Material for the task:
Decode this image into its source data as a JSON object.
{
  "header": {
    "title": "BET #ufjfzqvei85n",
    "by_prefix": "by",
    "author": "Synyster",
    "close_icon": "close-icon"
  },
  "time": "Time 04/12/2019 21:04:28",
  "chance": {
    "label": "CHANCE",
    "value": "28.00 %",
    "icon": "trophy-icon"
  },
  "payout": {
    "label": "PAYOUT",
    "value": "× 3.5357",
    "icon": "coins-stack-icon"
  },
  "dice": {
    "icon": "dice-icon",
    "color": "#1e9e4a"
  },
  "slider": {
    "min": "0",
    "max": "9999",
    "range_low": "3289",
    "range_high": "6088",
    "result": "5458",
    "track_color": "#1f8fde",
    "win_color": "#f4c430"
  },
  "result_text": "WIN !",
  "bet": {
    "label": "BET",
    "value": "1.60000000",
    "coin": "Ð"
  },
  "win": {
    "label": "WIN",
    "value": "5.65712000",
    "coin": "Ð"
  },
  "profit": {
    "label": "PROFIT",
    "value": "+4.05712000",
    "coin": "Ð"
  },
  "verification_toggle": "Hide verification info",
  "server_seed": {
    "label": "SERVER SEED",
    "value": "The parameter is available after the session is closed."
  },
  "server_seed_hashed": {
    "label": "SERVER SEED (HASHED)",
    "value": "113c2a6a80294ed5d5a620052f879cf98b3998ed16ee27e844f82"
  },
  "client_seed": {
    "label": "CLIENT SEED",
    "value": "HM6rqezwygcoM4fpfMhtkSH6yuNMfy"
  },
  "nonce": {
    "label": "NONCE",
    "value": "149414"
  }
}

Task brief:
Type the whole listing again, unaltered.

Written reply:
Decode this image into its source data as a JSON object.
{
  "header": {
    "title": "BET #ufjfzqvei85n",
    "by_prefix": "by",
    "author": "Synyster",
    "close_icon": "close-icon"
  },
  "time": "Time 04/12/2019 21:04:28",
  "chance": {
    "label": "CHANCE",
    "value": "28.00 %",
    "icon": "trophy-icon"
  },
  "payout": {
    "label": "PAYOUT",
    "value": "× 3.5357",
    "icon": "coins-stack-icon"
  },
  "dice": {
    "icon": "dice-icon",
    "color": "#1e9e4a"
  },
  "slider": {
    "min": "0",
    "max": "9999",
    "range_low": "3289",
    "range_high": "6088",
    "result": "5458",
    "track_color": "#1f8fde",
    "win_color": "#f4c430"
  },
  "result_text": "WIN !",
  "bet": {
    "label": "BET",
    "value": "1.60000000",
    "coin": "Ð"
  },
  "win": {
    "label": "WIN",
    "value": "5.65712000",
    "coin": "Ð"
  },
  "profit": {
    "label": "PROFIT",
    "value": "+4.05712000",
    "coin": "Ð"
  },
  "verification_toggle": "Hide verification info",
  "server_seed": {
    "label": "SERVER SEED",
    "value": "The parameter is available after the session is closed."
  },
  "server_seed_hashed": {
    "label": "SERVER SEED (HASHED)",
    "value": "113c2a6a80294ed5d5a620052f879cf98b3998ed16ee27e844f82"
  },
  "client_seed": {
    "label": "CLIENT SEED",
    "value": "HM6rqezwygcoM4fpfMhtkSH6yuNMfy"
  },
  "nonce": {
    "label": "NONCE",
    "value": "149414"
  }
}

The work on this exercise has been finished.